» Aim of the exercise: Every record below should be written out exactly; pictures stay out.

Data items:

- - - - - - -

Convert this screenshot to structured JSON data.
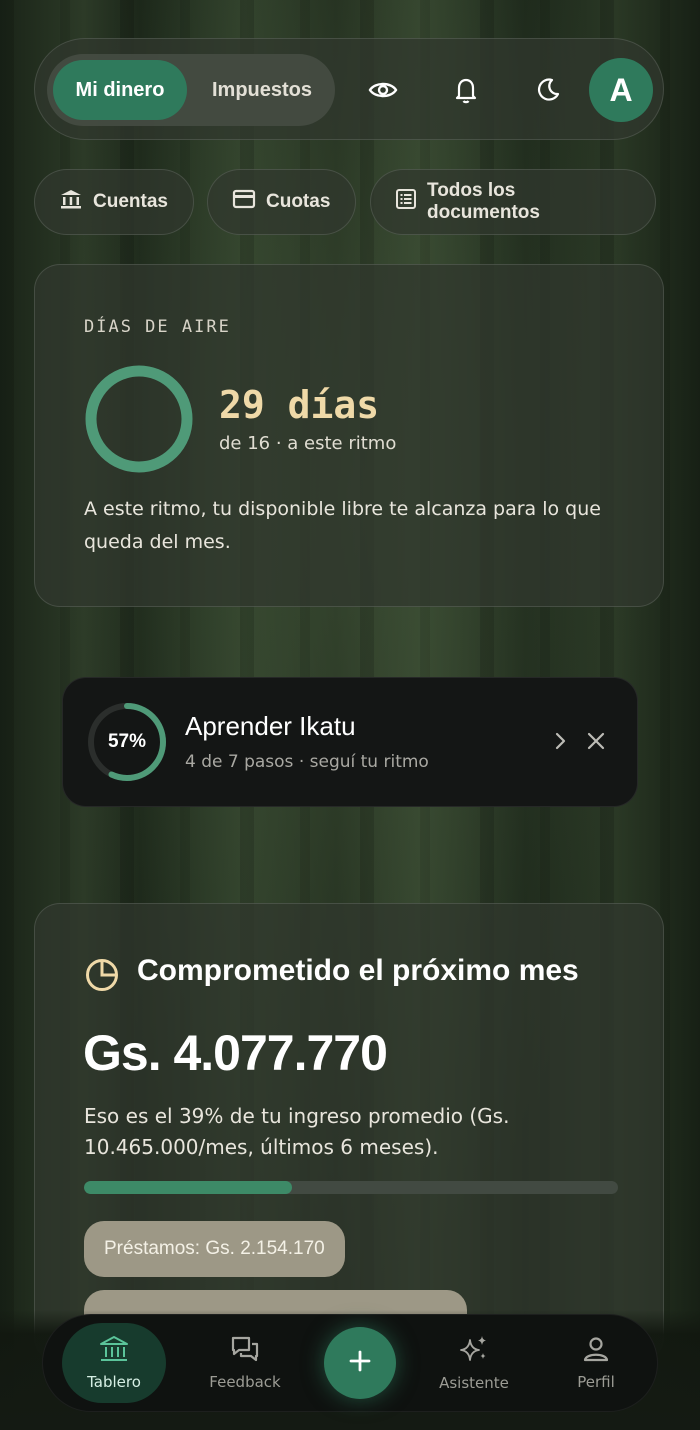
{
  "header": {
    "tabs": [
      {
        "label": "Mi dinero",
        "active": true
      },
      {
        "label": "Impuestos",
        "active": false
      }
    ],
    "icons": [
      "eye-icon",
      "bell-icon",
      "moon-icon"
    ],
    "avatar_initial": "A"
  },
  "quick_links": [
    {
      "label": "Cuentas",
      "icon": "bank-icon"
    },
    {
      "label": "Cuotas",
      "icon": "card-icon"
    },
    {
      "label": "Todos los documentos",
      "icon": "document-list-icon"
    }
  ],
  "air_days": {
    "eyebrow": "DÍAS DE AIRE",
    "value": "29 días",
    "subtitle": "de 16 · a este ritmo",
    "description": "A este ritmo, tu disponible libre te alcanza para lo que queda del mes.",
    "ring_fill": 1.0
  },
  "learn": {
    "percent_label": "57%",
    "progress": 0.57,
    "title": "Aprender Ikatu",
    "subtitle": "4 de 7 pasos · seguí tu ritmo"
  },
  "committed": {
    "title": "Comprometido el próximo mes",
    "amount": "Gs. 4.077.770",
    "description": "Eso es el 39% de tu ingreso promedio (Gs. 10.465.000/mes, últimos 6 meses).",
    "progress": 0.39,
    "chips": [
      "Préstamos: Gs. 2.154.170"
    ]
  },
  "bottom_nav": {
    "items": [
      {
        "label": "Tablero",
        "icon": "bank-icon",
        "active": true
      },
      {
        "label": "Feedback",
        "icon": "chat-icon",
        "active": false
      },
      {
        "label": "Asistente",
        "icon": "sparkles-icon",
        "active": false
      },
      {
        "label": "Perfil",
        "icon": "user-icon",
        "active": false
      }
    ],
    "fab_icon": "plus-icon"
  },
  "colors": {
    "accent": "#2f7a5c",
    "highlight_text": "#efd9a8",
    "chip": "#9d9886"
  }
}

- - - - - - -

» Task answer:
Convert this screenshot to structured JSON data.
{
  "header": {
    "tabs": [
      {
        "label": "Mi dinero",
        "active": true
      },
      {
        "label": "Impuestos",
        "active": false
      }
    ],
    "icons": [
      "eye-icon",
      "bell-icon",
      "moon-icon"
    ],
    "avatar_initial": "A"
  },
  "quick_links": [
    {
      "label": "Cuentas",
      "icon": "bank-icon"
    },
    {
      "label": "Cuotas",
      "icon": "card-icon"
    },
    {
      "label": "Todos los documentos",
      "icon": "document-list-icon"
    }
  ],
  "air_days": {
    "eyebrow": "DÍAS DE AIRE",
    "value": "29 días",
    "subtitle": "de 16 · a este ritmo",
    "description": "A este ritmo, tu disponible libre te alcanza para lo que queda del mes.",
    "ring_fill": 1.0
  },
  "learn": {
    "percent_label": "57%",
    "progress": 0.57,
    "title": "Aprender Ikatu",
    "subtitle": "4 de 7 pasos · seguí tu ritmo"
  },
  "committed": {
    "title": "Comprometido el próximo mes",
    "amount": "Gs. 4.077.770",
    "description": "Eso es el 39% de tu ingreso promedio (Gs. 10.465.000/mes, últimos 6 meses).",
    "progress": 0.39,
    "chips": [
      "Préstamos: Gs. 2.154.170"
    ]
  },
  "bottom_nav": {
    "items": [
      {
        "label": "Tablero",
        "icon": "bank-icon",
        "active": true
      },
      {
        "label": "Feedback",
        "icon": "chat-icon",
        "active": false
      },
      {
        "label": "Asistente",
        "icon": "sparkles-icon",
        "active": false
      },
      {
        "label": "Perfil",
        "icon": "user-icon",
        "active": false
      }
    ],
    "fab_icon": "plus-icon"
  },
  "colors": {
    "accent": "#2f7a5c",
    "highlight_text": "#efd9a8",
    "chip": "#9d9886"
  }
}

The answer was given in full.